• What the task requires
Write out the entries below once more, exactly.

• Listing
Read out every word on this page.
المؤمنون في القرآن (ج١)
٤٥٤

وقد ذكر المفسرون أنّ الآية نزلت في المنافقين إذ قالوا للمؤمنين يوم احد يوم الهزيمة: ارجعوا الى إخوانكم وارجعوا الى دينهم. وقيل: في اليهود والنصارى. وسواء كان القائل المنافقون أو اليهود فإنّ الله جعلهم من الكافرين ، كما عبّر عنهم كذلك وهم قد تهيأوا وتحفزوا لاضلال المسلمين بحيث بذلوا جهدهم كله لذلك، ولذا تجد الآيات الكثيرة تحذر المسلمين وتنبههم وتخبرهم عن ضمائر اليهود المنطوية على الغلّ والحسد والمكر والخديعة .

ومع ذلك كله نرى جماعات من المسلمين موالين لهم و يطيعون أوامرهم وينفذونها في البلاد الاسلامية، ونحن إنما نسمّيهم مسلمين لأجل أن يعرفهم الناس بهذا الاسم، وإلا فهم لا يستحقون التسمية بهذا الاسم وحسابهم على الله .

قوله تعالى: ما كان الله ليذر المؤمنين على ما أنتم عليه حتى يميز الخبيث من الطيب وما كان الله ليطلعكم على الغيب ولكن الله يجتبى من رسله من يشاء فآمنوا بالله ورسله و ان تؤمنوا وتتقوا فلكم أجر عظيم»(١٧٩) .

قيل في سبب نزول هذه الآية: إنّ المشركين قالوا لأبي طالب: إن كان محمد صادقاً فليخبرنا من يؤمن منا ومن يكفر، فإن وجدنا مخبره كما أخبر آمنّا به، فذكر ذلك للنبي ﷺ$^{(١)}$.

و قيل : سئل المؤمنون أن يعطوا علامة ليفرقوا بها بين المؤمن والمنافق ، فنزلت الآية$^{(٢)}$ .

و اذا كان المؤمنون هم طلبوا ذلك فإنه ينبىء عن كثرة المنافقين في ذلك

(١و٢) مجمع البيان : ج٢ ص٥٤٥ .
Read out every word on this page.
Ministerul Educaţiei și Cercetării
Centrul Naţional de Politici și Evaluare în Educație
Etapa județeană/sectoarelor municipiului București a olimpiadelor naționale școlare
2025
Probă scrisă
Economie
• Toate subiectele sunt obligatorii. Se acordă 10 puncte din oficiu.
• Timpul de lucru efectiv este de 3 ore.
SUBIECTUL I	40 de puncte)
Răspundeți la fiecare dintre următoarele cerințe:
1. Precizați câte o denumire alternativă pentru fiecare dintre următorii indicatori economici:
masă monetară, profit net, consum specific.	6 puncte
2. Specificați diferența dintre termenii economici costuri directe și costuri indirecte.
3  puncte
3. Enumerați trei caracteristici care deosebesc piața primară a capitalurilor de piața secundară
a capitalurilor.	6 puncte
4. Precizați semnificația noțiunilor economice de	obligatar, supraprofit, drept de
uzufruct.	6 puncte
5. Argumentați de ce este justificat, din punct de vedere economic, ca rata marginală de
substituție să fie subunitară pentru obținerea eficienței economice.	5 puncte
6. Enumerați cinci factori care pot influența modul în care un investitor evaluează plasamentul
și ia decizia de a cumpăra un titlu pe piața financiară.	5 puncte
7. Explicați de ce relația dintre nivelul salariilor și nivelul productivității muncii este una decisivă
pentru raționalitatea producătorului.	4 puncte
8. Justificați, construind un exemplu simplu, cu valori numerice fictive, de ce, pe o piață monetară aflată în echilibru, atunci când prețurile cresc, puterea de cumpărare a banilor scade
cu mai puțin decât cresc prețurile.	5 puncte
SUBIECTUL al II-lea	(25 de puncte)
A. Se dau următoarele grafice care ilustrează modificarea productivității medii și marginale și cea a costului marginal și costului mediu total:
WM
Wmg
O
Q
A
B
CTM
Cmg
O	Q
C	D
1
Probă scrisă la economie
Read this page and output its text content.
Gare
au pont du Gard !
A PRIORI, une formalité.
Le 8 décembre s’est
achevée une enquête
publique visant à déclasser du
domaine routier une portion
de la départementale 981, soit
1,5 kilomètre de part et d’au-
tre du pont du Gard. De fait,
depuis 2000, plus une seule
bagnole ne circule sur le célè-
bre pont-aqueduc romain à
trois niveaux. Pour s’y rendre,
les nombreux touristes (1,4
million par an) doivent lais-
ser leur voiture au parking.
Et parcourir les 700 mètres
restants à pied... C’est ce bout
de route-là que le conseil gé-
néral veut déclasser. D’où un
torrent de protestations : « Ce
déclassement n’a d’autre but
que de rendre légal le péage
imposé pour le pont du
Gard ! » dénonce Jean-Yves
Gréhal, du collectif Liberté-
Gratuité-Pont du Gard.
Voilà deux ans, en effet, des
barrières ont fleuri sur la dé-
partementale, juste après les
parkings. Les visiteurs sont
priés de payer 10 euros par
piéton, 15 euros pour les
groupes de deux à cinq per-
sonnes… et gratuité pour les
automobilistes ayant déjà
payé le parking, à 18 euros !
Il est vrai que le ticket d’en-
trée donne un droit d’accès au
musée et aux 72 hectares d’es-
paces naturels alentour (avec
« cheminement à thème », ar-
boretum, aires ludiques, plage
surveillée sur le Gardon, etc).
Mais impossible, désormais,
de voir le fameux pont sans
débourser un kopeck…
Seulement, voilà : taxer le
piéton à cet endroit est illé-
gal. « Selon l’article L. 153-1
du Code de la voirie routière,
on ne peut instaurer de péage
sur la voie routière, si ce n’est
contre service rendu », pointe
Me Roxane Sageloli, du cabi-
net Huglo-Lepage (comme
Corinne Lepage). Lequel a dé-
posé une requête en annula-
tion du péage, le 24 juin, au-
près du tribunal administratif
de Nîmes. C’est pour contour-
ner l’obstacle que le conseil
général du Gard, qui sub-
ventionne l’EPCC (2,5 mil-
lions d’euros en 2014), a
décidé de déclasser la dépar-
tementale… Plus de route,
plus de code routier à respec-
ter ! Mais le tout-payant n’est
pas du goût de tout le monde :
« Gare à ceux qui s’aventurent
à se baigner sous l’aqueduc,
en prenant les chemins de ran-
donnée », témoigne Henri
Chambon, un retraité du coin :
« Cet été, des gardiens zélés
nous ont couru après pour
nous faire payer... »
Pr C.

• Result for this exercise
Read out every word on this page.
المؤمنون في القرآن (ج١)
٤٥٤

وقد ذكر المفسرون أنّ الآية نزلت في المنافقين إذ قالوا للمؤمنين يوم احد يوم الهزيمة: ارجعوا الى إخوانكم وارجعوا الى دينهم. وقيل: في اليهود والنصارى. وسواء كان القائل المنافقون أو اليهود فإنّ الله جعلهم من الكافرين ، كما عبّر عنهم كذلك وهم قد تهيأوا وتحفزوا لاضلال المسلمين بحيث بذلوا جهدهم كله لذلك، ولذا تجد الآيات الكثيرة تحذر المسلمين وتنبههم وتخبرهم عن ضمائر اليهود المنطوية على الغلّ والحسد والمكر والخديعة .

ومع ذلك كله نرى جماعات من المسلمين موالين لهم و يطيعون أوامرهم وينفذونها في البلاد الاسلامية، ونحن إنما نسمّيهم مسلمين لأجل أن يعرفهم الناس بهذا الاسم، وإلا فهم لا يستحقون التسمية بهذا الاسم وحسابهم على الله .

قوله تعالى: ما كان الله ليذر المؤمنين على ما أنتم عليه حتى يميز الخبيث من الطيب وما كان الله ليطلعكم على الغيب ولكن الله يجتبى من رسله من يشاء فآمنوا بالله ورسله و ان تؤمنوا وتتقوا فلكم أجر عظيم»(١٧٩) .

قيل في سبب نزول هذه الآية: إنّ المشركين قالوا لأبي طالب: إن كان محمد صادقاً فليخبرنا من يؤمن منا ومن يكفر، فإن وجدنا مخبره كما أخبر آمنّا به، فذكر ذلك للنبي ﷺ$^{(١)}$.

و قيل : سئل المؤمنون أن يعطوا علامة ليفرقوا بها بين المؤمن والمنافق ، فنزلت الآية$^{(٢)}$ .

و اذا كان المؤمنون هم طلبوا ذلك فإنه ينبىء عن كثرة المنافقين في ذلك

(١و٢) مجمع البيان : ج٢ ص٥٤٥ .
Read out every word on this page.
Ministerul Educaţiei și Cercetării
Centrul Naţional de Politici și Evaluare în Educație
Etapa județeană/sectoarelor municipiului București a olimpiadelor naționale școlare
2025
Probă scrisă
Economie
• Toate subiectele sunt obligatorii. Se acordă 10 puncte din oficiu.
• Timpul de lucru efectiv este de 3 ore.
SUBIECTUL I	40 de puncte)
Răspundeți la fiecare dintre următoarele cerințe:
1. Precizați câte o denumire alternativă pentru fiecare dintre următorii indicatori economici:
masă monetară, profit net, consum specific.	6 puncte
2. Specificați diferența dintre termenii economici costuri directe și costuri indirecte.
3  puncte
3. Enumerați trei caracteristici care deosebesc piața primară a capitalurilor de piața secundară
a capitalurilor.	6 puncte
4. Precizați semnificația noțiunilor economice de	obligatar, supraprofit, drept de
uzufruct.	6 puncte
5. Argumentați de ce este justificat, din punct de vedere economic, ca rata marginală de
substituție să fie subunitară pentru obținerea eficienței economice.	5 puncte
6. Enumerați cinci factori care pot influența modul în care un investitor evaluează plasamentul
și ia decizia de a cumpăra un titlu pe piața financiară.	5 puncte
7. Explicați de ce relația dintre nivelul salariilor și nivelul productivității muncii este una decisivă
pentru raționalitatea producătorului.	4 puncte
8. Justificați, construind un exemplu simplu, cu valori numerice fictive, de ce, pe o piață monetară aflată în echilibru, atunci când prețurile cresc, puterea de cumpărare a banilor scade
cu mai puțin decât cresc prețurile.	5 puncte
SUBIECTUL al II-lea	(25 de puncte)
A. Se dau următoarele grafice care ilustrează modificarea productivității medii și marginale și cea a costului marginal și costului mediu total:
WM
Wmg
O
Q
A
B
CTM
Cmg
O	Q
C	D
1
Probă scrisă la economie
Read this page and output its text content.
Gare
au pont du Gard !
A PRIORI, une formalité.
Le 8 décembre s’est
achevée une enquête
publique visant à déclasser du
domaine routier une portion
de la départementale 981, soit
1,5 kilomètre de part et d’au-
tre du pont du Gard. De fait,
depuis 2000, plus une seule
bagnole ne circule sur le célè-
bre pont-aqueduc romain à
trois niveaux. Pour s’y rendre,
les nombreux touristes (1,4
million par an) doivent lais-
ser leur voiture au parking.
Et parcourir les 700 mètres
restants à pied... C’est ce bout
de route-là que le conseil gé-
néral veut déclasser. D’où un
torrent de protestations : « Ce
déclassement n’a d’autre but
que de rendre légal le péage
imposé pour le pont du
Gard ! » dénonce Jean-Yves
Gréhal, du collectif Liberté-
Gratuité-Pont du Gard.
Voilà deux ans, en effet, des
barrières ont fleuri sur la dé-
partementale, juste après les
parkings. Les visiteurs sont
priés de payer 10 euros par
piéton, 15 euros pour les
groupes de deux à cinq per-
sonnes… et gratuité pour les
automobilistes ayant déjà
payé le parking, à 18 euros !
Il est vrai que le ticket d’en-
trée donne un droit d’accès au
musée et aux 72 hectares d’es-
paces naturels alentour (avec
« cheminement à thème », ar-
boretum, aires ludiques, plage
surveillée sur le Gardon, etc).
Mais impossible, désormais,
de voir le fameux pont sans
débourser un kopeck…
Seulement, voilà : taxer le
piéton à cet endroit est illé-
gal. « Selon l’article L. 153-1
du Code de la voirie routière,
on ne peut instaurer de péage
sur la voie routière, si ce n’est
contre service rendu », pointe
Me Roxane Sageloli, du cabi-
net Huglo-Lepage (comme
Corinne Lepage). Lequel a dé-
posé une requête en annula-
tion du péage, le 24 juin, au-
près du tribunal administratif
de Nîmes. C’est pour contour-
ner l’obstacle que le conseil
général du Gard, qui sub-
ventionne l’EPCC (2,5 mil-
lions d’euros en 2014), a
décidé de déclasser la dépar-
tementale… Plus de route,
plus de code routier à respec-
ter ! Mais le tout-payant n’est
pas du goût de tout le monde :
« Gare à ceux qui s’aventurent
à se baigner sous l’aqueduc,
en prenant les chemins de ran-
donnée », témoigne Henri
Chambon, un retraité du coin :
« Cet été, des gardiens zélés
nous ont couru après pour
nous faire payer... »
Pr C.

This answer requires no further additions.